● **TASK TO CARRY OUT**: Go through the material below, count the lines with the word "name", and reply with the count alone.
....
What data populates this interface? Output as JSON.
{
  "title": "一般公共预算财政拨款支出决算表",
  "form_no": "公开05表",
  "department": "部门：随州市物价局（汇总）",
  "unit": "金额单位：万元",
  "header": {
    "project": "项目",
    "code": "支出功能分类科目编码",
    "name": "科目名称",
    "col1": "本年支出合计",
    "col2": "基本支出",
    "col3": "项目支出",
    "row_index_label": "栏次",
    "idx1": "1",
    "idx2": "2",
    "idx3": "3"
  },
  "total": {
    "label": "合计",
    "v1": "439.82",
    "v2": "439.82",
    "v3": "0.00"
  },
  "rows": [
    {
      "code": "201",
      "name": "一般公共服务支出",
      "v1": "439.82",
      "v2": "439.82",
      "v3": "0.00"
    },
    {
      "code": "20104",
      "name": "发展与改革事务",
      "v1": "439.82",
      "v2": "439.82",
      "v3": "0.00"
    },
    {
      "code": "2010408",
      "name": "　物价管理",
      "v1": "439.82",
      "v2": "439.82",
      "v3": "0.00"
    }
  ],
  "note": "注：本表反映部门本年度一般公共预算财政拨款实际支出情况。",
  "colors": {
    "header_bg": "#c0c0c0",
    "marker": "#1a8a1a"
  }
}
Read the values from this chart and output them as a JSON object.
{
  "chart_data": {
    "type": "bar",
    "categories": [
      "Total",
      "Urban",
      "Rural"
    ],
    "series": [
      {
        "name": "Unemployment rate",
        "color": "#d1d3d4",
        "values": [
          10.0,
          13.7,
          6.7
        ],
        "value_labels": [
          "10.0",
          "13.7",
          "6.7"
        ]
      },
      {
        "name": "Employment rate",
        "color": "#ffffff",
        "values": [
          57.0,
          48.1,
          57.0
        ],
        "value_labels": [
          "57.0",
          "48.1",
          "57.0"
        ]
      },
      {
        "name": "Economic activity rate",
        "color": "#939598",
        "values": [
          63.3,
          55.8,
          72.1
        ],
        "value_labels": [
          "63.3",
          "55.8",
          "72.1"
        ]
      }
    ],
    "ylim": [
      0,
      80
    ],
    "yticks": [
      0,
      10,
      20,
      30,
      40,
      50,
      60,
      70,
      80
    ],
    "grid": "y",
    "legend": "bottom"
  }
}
....
● **FINISHED ANSWER**: 7